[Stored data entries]

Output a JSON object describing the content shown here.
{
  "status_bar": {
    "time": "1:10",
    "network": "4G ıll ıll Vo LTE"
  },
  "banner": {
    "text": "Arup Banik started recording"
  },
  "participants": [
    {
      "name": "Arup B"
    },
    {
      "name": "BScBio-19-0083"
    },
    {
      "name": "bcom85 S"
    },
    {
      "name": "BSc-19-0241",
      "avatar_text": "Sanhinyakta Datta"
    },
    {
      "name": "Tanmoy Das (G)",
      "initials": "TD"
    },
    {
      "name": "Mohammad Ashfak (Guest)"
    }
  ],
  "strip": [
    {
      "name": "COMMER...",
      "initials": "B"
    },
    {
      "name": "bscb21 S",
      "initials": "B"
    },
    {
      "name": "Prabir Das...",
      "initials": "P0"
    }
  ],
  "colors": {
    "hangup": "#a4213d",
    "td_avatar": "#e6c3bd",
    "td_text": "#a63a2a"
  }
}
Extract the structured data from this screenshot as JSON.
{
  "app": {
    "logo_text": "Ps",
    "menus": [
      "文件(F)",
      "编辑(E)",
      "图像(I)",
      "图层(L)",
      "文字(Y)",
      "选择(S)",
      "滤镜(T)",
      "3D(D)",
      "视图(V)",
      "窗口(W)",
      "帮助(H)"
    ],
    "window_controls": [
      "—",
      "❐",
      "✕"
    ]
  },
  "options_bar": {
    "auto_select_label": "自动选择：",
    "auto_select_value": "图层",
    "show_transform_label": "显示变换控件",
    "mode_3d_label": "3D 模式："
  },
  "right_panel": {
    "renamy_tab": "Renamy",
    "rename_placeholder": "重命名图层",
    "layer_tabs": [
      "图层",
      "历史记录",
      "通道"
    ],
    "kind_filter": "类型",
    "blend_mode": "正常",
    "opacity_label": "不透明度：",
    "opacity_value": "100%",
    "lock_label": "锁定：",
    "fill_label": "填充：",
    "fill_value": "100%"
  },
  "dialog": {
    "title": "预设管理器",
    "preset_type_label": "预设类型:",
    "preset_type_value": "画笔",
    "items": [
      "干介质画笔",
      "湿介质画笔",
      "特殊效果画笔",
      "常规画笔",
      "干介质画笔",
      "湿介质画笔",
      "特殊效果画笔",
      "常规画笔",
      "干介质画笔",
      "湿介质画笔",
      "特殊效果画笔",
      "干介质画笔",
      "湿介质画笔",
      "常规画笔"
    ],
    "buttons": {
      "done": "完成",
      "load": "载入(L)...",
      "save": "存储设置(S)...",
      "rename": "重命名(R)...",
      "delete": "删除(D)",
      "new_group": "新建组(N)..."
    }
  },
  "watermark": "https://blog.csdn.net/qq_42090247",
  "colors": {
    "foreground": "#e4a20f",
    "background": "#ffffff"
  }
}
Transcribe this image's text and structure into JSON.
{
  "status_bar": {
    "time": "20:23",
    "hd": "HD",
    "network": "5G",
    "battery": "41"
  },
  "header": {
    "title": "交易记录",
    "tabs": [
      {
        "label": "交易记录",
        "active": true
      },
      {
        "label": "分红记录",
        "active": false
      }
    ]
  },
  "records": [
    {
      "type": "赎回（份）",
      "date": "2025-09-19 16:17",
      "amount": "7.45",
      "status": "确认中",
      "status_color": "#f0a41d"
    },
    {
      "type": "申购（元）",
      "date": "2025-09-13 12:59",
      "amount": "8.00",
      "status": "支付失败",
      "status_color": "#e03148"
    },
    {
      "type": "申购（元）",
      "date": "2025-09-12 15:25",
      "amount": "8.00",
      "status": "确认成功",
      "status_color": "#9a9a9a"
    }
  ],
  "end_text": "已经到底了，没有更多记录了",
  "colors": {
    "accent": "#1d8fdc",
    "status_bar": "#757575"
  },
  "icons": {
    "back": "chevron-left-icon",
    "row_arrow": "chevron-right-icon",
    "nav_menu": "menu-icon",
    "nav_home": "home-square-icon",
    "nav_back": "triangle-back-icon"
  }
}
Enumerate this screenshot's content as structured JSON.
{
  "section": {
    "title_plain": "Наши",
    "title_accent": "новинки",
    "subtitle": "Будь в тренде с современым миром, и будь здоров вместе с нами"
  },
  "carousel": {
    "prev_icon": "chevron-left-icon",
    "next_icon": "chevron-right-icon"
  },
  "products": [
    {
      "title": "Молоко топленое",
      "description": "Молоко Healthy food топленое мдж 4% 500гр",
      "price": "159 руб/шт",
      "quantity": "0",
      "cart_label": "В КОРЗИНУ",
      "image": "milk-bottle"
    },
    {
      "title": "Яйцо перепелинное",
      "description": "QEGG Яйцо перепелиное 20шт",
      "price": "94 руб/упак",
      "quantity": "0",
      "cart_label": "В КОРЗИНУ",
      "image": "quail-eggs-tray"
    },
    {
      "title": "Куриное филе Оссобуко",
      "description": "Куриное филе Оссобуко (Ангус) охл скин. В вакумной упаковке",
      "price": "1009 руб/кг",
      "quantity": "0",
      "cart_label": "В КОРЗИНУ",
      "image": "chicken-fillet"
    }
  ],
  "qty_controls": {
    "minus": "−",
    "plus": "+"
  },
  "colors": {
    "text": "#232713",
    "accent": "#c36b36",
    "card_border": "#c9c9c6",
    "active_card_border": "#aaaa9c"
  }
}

> **What is being asked**: Your task is to reproduce, exactly and exclusively, the lines from the one holding "Transcribe this image's" through the final line of the listing.

> **Task response**:
Transcribe this image's text and structure into JSON.
{
  "status_bar": {
    "time": "20:23",
    "hd": "HD",
    "network": "5G",
    "battery": "41"
  },
  "header": {
    "title": "交易记录",
    "tabs": [
      {
        "label": "交易记录",
        "active": true
      },
      {
        "label": "分红记录",
        "active": false
      }
    ]
  },
  "records": [
    {
      "type": "赎回（份）",
      "date": "2025-09-19 16:17",
      "amount": "7.45",
      "status": "确认中",
      "status_color": "#f0a41d"
    },
    {
      "type": "申购（元）",
      "date": "2025-09-13 12:59",
      "amount": "8.00",
      "status": "支付失败",
      "status_color": "#e03148"
    },
    {
      "type": "申购（元）",
      "date": "2025-09-12 15:25",
      "amount": "8.00",
      "status": "确认成功",
      "status_color": "#9a9a9a"
    }
  ],
  "end_text": "已经到底了，没有更多记录了",
  "colors": {
    "accent": "#1d8fdc",
    "status_bar": "#757575"
  },
  "icons": {
    "back": "chevron-left-icon",
    "row_arrow": "chevron-right-icon",
    "nav_menu": "menu-icon",
    "nav_home": "home-square-icon",
    "nav_back": "triangle-back-icon"
  }
}
Enumerate this screenshot's content as structured JSON.
{
  "section": {
    "title_plain": "Наши",
    "title_accent": "новинки",
    "subtitle": "Будь в тренде с современым миром, и будь здоров вместе с нами"
  },
  "carousel": {
    "prev_icon": "chevron-left-icon",
    "next_icon": "chevron-right-icon"
  },
  "products": [
    {
      "title": "Молоко топленое",
      "description": "Молоко Healthy food топленое мдж 4% 500гр",
      "price": "159 руб/шт",
      "quantity": "0",
      "cart_label": "В КОРЗИНУ",
      "image": "milk-bottle"
    },
    {
      "title": "Яйцо перепелинное",
      "description": "QEGG Яйцо перепелиное 20шт",
      "price": "94 руб/упак",
      "quantity": "0",
      "cart_label": "В КОРЗИНУ",
      "image": "quail-eggs-tray"
    },
    {
      "title": "Куриное филе Оссобуко",
      "description": "Куриное филе Оссобуко (Ангус) охл скин. В вакумной упаковке",
      "price": "1009 руб/кг",
      "quantity": "0",
      "cart_label": "В КОРЗИНУ",
      "image": "chicken-fillet"
    }
  ],
  "qty_controls": {
    "minus": "−",
    "plus": "+"
  },
  "colors": {
    "text": "#232713",
    "accent": "#c36b36",
    "card_border": "#c9c9c6",
    "active_card_border": "#aaaa9c"
  }
}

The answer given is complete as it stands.